* [Exercise details] Drop all images and give the records again exactly.

* [Records shown]
· · ·
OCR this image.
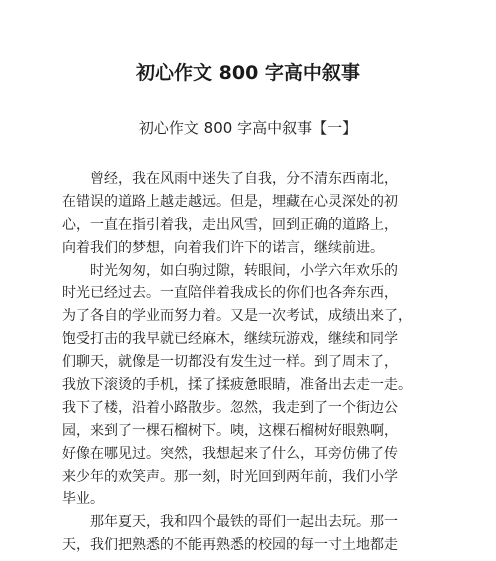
初心作文 800 字高中叙事
初心作文 800 字高中叙事【一】
　　曾经，我在风雨中迷失了自我，分不清东西南北，
在错误的道路上越走越远。但是，埋藏在心灵深处的初
心，一直在指引着我，走出风雪，回到正确的道路上，
向着我们的梦想，向着我们许下的诺言，继续前进。
　　时光匆匆，如白驹过隙，转眼间，小学六年欢乐的
时光已经过去。一直陪伴着我成长的你们也各奔东西，
为了各自的学业而努力着。又是一次考试，成绩出来了，
饱受打击的我早就已经麻木，继续玩游戏，继续和同学
们聊天，就像是一切都没有发生过一样。到了周末了，
我放下滚烫的手机，揉了揉疲惫眼睛，准备出去走一走。
我下了楼，沿着小路散步。忽然，我走到了一个街边公
园，来到了一棵石榴树下。咦，这棵石榴树好眼熟啊，
好像在哪见过。突然，我想起来了什么，耳旁仿佛了传
来少年的欢笑声。那一刻，时光回到两年前，我们小学
毕业。
　　那年夏天，我和四个最铁的哥们一起出去玩。那一
天，我们把熟悉的不能再熟悉的校园的每一寸土地都走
· · ·
* [Exercise response]
OCR this image.
初心作文 800 字高中叙事
初心作文 800 字高中叙事【一】
　　曾经，我在风雨中迷失了自我，分不清东西南北，
在错误的道路上越走越远。但是，埋藏在心灵深处的初
心，一直在指引着我，走出风雪，回到正确的道路上，
向着我们的梦想，向着我们许下的诺言，继续前进。
　　时光匆匆，如白驹过隙，转眼间，小学六年欢乐的
时光已经过去。一直陪伴着我成长的你们也各奔东西，
为了各自的学业而努力着。又是一次考试，成绩出来了，
饱受打击的我早就已经麻木，继续玩游戏，继续和同学
们聊天，就像是一切都没有发生过一样。到了周末了，
我放下滚烫的手机，揉了揉疲惫眼睛，准备出去走一走。
我下了楼，沿着小路散步。忽然，我走到了一个街边公
园，来到了一棵石榴树下。咦，这棵石榴树好眼熟啊，
好像在哪见过。突然，我想起来了什么，耳旁仿佛了传
来少年的欢笑声。那一刻，时光回到两年前，我们小学
毕业。
　　那年夏天，我和四个最铁的哥们一起出去玩。那一
天，我们把熟悉的不能再熟悉的校园的每一寸土地都走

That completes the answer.